AIM: Select each line where the word "каждый" appears.

Dataset records:
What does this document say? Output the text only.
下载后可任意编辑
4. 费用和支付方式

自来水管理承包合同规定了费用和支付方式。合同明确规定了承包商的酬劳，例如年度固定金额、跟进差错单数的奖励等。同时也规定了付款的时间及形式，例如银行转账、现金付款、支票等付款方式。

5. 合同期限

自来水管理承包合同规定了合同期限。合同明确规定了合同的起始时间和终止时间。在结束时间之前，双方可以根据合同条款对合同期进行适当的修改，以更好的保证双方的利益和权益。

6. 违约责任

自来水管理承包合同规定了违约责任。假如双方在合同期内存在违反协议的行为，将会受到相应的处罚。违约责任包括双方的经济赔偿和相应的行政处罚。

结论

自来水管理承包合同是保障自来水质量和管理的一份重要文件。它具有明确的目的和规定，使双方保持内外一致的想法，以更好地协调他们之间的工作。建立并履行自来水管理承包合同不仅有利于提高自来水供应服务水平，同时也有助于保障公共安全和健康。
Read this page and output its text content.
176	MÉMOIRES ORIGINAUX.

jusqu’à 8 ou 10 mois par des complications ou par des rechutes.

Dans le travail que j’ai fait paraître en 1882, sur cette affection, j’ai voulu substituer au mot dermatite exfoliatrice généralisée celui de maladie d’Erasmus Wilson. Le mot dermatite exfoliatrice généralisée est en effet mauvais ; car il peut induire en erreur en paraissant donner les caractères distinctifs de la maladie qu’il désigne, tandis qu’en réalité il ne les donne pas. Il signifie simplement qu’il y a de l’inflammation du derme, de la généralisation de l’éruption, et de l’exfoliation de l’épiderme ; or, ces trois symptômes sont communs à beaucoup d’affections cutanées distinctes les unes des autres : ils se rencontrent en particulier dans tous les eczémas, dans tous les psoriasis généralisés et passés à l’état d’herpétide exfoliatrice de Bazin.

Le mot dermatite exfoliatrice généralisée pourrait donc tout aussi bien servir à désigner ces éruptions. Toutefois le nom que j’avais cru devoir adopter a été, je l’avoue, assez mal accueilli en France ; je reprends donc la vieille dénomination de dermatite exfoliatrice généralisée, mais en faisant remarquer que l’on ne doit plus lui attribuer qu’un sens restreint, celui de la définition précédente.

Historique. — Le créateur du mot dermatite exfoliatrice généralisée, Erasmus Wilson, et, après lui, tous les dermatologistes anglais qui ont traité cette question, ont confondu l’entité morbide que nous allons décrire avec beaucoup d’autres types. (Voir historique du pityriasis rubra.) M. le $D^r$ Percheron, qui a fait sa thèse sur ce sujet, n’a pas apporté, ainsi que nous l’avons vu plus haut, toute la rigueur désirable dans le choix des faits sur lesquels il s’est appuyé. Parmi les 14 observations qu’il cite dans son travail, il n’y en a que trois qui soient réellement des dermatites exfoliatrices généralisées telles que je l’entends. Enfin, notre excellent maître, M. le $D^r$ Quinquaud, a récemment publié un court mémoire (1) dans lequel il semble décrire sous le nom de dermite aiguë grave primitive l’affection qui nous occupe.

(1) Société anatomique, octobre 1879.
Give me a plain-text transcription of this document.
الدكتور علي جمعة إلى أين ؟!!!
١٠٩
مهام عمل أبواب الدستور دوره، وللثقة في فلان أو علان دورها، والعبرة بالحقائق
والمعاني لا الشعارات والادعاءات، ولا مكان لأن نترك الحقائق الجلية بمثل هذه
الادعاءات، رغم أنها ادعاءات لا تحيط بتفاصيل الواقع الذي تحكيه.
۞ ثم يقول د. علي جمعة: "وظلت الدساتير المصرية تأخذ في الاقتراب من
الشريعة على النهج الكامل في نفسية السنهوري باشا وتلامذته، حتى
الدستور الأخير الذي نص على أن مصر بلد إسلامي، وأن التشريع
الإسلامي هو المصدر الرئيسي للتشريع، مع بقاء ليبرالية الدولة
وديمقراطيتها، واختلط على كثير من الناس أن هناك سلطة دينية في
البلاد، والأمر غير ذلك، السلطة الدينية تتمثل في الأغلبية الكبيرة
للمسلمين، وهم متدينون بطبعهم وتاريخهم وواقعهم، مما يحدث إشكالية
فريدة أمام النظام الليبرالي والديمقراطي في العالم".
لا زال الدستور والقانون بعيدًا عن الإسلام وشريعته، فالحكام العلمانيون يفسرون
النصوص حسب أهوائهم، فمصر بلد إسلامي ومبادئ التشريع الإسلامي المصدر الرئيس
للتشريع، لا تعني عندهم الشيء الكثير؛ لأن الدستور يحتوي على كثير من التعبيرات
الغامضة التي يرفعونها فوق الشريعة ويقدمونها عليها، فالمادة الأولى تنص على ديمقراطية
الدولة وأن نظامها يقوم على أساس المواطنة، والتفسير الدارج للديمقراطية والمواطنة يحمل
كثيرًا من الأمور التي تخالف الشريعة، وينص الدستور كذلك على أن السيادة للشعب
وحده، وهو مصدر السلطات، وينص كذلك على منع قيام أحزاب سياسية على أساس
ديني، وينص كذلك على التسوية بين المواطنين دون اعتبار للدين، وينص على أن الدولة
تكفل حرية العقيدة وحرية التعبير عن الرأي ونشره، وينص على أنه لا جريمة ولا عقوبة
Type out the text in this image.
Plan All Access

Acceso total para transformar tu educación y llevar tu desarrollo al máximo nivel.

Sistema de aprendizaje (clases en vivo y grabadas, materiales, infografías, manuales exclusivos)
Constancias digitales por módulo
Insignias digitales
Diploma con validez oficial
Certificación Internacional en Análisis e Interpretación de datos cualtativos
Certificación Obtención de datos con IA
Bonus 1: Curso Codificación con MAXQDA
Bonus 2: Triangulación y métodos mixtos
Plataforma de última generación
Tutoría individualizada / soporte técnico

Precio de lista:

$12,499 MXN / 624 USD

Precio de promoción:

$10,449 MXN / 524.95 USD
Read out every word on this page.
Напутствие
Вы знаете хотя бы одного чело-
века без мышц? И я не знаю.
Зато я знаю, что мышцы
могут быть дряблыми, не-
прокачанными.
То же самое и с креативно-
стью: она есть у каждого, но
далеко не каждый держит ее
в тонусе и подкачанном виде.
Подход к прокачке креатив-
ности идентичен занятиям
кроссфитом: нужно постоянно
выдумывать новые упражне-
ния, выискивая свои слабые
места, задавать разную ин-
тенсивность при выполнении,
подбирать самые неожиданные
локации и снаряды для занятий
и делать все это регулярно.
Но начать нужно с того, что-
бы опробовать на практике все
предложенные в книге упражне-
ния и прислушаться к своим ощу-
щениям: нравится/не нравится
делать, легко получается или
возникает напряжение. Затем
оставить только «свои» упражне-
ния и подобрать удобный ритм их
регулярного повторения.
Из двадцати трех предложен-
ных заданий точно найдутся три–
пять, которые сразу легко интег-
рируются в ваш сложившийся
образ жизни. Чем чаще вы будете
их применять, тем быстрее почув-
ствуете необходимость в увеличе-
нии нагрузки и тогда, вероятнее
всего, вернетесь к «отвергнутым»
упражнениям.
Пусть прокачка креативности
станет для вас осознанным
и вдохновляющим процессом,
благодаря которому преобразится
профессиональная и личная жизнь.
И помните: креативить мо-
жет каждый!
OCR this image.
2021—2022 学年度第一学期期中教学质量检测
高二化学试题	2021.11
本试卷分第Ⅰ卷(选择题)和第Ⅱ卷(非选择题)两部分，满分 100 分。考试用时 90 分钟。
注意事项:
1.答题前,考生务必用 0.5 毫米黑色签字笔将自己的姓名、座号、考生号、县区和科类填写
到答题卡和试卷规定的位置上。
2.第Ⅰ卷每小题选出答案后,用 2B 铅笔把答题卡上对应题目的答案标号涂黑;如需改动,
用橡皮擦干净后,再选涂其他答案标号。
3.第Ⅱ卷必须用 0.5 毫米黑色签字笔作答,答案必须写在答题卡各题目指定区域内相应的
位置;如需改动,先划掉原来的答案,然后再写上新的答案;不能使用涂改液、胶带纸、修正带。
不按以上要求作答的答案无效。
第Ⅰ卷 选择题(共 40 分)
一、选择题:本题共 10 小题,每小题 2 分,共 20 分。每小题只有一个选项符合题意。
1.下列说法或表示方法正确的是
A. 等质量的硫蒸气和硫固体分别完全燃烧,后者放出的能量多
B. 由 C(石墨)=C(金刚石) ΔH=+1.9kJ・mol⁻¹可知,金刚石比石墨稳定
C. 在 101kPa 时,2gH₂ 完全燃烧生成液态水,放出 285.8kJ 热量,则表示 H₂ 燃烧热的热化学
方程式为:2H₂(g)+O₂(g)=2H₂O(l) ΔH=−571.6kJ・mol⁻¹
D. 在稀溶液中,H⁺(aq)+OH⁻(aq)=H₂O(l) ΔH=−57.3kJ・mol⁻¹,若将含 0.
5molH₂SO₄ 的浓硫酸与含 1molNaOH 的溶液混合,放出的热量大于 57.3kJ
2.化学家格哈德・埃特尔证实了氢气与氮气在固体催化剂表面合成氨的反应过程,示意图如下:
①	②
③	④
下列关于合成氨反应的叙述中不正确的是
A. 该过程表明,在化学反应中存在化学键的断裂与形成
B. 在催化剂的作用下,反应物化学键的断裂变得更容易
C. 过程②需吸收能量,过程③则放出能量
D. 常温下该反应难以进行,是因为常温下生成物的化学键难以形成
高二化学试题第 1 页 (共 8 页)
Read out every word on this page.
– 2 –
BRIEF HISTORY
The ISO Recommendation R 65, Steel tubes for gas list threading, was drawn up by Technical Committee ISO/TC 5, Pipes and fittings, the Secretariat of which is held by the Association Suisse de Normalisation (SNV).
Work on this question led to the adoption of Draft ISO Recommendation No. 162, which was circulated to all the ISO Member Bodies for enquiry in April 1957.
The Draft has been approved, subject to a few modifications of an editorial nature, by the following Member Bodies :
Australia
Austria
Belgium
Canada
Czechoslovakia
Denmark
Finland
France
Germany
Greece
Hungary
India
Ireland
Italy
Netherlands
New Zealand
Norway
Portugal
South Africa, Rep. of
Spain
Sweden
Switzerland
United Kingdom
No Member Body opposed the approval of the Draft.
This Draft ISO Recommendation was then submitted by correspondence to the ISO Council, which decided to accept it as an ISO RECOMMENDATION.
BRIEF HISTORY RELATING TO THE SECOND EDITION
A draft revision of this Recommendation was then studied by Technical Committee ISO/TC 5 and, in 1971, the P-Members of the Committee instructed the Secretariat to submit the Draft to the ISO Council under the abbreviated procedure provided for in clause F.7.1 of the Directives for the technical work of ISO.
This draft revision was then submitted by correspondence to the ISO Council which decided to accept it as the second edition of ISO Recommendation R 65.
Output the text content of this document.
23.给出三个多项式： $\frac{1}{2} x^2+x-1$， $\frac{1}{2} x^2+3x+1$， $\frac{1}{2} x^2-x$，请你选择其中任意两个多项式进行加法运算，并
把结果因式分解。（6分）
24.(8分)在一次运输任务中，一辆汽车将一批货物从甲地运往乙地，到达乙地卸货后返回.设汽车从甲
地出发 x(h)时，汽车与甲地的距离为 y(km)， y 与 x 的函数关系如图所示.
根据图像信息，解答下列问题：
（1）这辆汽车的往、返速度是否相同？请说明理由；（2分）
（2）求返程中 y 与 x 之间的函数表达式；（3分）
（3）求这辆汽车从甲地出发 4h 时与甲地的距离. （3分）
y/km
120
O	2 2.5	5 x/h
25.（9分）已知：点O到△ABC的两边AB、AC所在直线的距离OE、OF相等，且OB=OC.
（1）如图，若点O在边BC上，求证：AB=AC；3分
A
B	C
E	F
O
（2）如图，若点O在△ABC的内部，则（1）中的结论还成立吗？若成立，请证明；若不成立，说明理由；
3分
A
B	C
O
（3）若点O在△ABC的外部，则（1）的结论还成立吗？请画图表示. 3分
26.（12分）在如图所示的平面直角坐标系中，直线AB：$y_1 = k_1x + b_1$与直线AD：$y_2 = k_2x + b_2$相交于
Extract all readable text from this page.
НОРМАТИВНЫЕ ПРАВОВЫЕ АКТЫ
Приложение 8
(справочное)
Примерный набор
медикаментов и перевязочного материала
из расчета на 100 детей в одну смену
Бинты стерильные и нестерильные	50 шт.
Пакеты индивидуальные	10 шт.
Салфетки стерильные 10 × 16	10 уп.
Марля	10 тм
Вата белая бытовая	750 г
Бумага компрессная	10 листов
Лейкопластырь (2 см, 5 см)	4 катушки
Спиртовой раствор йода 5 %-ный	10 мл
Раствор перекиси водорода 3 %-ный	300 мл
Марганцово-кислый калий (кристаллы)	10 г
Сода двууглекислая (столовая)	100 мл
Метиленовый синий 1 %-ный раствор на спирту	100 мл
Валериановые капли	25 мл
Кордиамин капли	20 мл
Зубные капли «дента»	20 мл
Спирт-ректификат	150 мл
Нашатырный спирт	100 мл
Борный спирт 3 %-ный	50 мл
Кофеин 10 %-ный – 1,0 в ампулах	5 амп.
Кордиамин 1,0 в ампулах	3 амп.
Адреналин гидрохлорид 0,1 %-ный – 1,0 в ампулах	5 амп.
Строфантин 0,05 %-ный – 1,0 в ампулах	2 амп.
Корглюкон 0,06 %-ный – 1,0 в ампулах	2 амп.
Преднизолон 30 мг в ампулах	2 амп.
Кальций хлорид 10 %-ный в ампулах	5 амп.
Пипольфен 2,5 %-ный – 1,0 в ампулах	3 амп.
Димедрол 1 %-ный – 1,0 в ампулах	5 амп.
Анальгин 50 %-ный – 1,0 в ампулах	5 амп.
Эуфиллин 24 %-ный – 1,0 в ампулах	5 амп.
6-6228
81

TASK OUTPUT:
далеко не каждый держит ее
жет каждый!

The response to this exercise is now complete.